═══ INFORMATION SHOWN ═══
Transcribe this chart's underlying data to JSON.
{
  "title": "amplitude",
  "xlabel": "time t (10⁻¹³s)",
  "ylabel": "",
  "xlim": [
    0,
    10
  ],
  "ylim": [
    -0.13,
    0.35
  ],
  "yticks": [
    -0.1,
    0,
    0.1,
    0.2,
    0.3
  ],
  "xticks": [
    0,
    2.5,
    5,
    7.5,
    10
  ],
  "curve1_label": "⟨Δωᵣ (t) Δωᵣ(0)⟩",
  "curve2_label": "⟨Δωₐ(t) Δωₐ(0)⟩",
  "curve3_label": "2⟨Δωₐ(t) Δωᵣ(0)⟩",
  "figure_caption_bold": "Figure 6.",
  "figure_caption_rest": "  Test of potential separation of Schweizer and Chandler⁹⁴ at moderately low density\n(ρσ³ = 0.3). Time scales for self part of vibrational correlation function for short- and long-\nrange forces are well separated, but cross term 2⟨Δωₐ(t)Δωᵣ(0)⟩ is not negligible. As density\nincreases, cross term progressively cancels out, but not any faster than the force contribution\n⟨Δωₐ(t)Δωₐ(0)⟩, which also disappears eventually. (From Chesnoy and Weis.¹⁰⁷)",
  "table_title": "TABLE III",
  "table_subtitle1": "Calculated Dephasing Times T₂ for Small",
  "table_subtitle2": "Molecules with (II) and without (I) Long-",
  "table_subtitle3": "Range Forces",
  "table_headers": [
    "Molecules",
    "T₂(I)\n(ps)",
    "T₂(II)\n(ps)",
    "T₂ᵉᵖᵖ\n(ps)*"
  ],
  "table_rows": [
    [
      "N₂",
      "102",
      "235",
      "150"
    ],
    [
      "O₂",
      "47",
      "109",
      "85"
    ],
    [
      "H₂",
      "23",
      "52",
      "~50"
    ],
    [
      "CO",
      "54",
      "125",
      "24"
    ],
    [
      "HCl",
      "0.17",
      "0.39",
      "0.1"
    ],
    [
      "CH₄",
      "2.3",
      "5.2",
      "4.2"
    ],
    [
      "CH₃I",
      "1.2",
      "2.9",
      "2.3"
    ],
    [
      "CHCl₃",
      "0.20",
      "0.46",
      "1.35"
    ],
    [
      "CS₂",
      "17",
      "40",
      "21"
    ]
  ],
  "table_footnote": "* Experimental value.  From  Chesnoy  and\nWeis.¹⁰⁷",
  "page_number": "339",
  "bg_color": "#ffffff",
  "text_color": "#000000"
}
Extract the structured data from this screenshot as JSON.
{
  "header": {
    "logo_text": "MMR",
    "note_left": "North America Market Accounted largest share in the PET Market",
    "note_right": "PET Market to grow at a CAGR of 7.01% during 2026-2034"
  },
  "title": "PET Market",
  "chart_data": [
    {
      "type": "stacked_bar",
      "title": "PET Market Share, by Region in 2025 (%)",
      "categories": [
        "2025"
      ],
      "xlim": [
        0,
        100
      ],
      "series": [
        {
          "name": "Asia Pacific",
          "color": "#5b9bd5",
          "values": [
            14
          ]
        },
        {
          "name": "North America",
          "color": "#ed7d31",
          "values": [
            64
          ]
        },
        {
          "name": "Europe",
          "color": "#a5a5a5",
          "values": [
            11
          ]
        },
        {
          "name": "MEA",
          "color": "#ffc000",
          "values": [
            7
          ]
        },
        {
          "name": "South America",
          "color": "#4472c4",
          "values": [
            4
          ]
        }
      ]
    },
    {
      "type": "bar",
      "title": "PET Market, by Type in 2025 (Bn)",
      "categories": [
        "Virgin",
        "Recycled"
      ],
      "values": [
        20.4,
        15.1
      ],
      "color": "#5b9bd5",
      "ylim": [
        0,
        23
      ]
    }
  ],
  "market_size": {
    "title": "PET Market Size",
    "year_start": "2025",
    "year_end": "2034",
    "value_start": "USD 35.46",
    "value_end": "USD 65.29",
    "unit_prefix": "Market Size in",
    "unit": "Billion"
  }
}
═══
> SET EXERCISE:
Without changing a word, restate the whole listing.

> SOLUTION FOR THIS PROBLEM:
Transcribe this chart's underlying data to JSON.
{
  "title": "amplitude",
  "xlabel": "time t (10⁻¹³s)",
  "ylabel": "",
  "xlim": [
    0,
    10
  ],
  "ylim": [
    -0.13,
    0.35
  ],
  "yticks": [
    -0.1,
    0,
    0.1,
    0.2,
    0.3
  ],
  "xticks": [
    0,
    2.5,
    5,
    7.5,
    10
  ],
  "curve1_label": "⟨Δωᵣ (t) Δωᵣ(0)⟩",
  "curve2_label": "⟨Δωₐ(t) Δωₐ(0)⟩",
  "curve3_label": "2⟨Δωₐ(t) Δωᵣ(0)⟩",
  "figure_caption_bold": "Figure 6.",
  "figure_caption_rest": "  Test of potential separation of Schweizer and Chandler⁹⁴ at moderately low density\n(ρσ³ = 0.3). Time scales for self part of vibrational correlation function for short- and long-\nrange forces are well separated, but cross term 2⟨Δωₐ(t)Δωᵣ(0)⟩ is not negligible. As density\nincreases, cross term progressively cancels out, but not any faster than the force contribution\n⟨Δωₐ(t)Δωₐ(0)⟩, which also disappears eventually. (From Chesnoy and Weis.¹⁰⁷)",
  "table_title": "TABLE III",
  "table_subtitle1": "Calculated Dephasing Times T₂ for Small",
  "table_subtitle2": "Molecules with (II) and without (I) Long-",
  "table_subtitle3": "Range Forces",
  "table_headers": [
    "Molecules",
    "T₂(I)\n(ps)",
    "T₂(II)\n(ps)",
    "T₂ᵉᵖᵖ\n(ps)*"
  ],
  "table_rows": [
    [
      "N₂",
      "102",
      "235",
      "150"
    ],
    [
      "O₂",
      "47",
      "109",
      "85"
    ],
    [
      "H₂",
      "23",
      "52",
      "~50"
    ],
    [
      "CO",
      "54",
      "125",
      "24"
    ],
    [
      "HCl",
      "0.17",
      "0.39",
      "0.1"
    ],
    [
      "CH₄",
      "2.3",
      "5.2",
      "4.2"
    ],
    [
      "CH₃I",
      "1.2",
      "2.9",
      "2.3"
    ],
    [
      "CHCl₃",
      "0.20",
      "0.46",
      "1.35"
    ],
    [
      "CS₂",
      "17",
      "40",
      "21"
    ]
  ],
  "table_footnote": "* Experimental value.  From  Chesnoy  and\nWeis.¹⁰⁷",
  "page_number": "339",
  "bg_color": "#ffffff",
  "text_color": "#000000"
}
Extract the structured data from this screenshot as JSON.
{
  "header": {
    "logo_text": "MMR",
    "note_left": "North America Market Accounted largest share in the PET Market",
    "note_right": "PET Market to grow at a CAGR of 7.01% during 2026-2034"
  },
  "title": "PET Market",
  "chart_data": [
    {
      "type": "stacked_bar",
      "title": "PET Market Share, by Region in 2025 (%)",
      "categories": [
        "2025"
      ],
      "xlim": [
        0,
        100
      ],
      "series": [
        {
          "name": "Asia Pacific",
          "color": "#5b9bd5",
          "values": [
            14
          ]
        },
        {
          "name": "North America",
          "color": "#ed7d31",
          "values": [
            64
          ]
        },
        {
          "name": "Europe",
          "color": "#a5a5a5",
          "values": [
            11
          ]
        },
        {
          "name": "MEA",
          "color": "#ffc000",
          "values": [
            7
          ]
        },
        {
          "name": "South America",
          "color": "#4472c4",
          "values": [
            4
          ]
        }
      ]
    },
    {
      "type": "bar",
      "title": "PET Market, by Type in 2025 (Bn)",
      "categories": [
        "Virgin",
        "Recycled"
      ],
      "values": [
        20.4,
        15.1
      ],
      "color": "#5b9bd5",
      "ylim": [
        0,
        23
      ]
    }
  ],
  "market_size": {
    "title": "PET Market Size",
    "year_start": "2025",
    "year_end": "2034",
    "value_start": "USD 35.46",
    "value_end": "USD 65.29",
    "unit_prefix": "Market Size in",
    "unit": "Billion"
  }
}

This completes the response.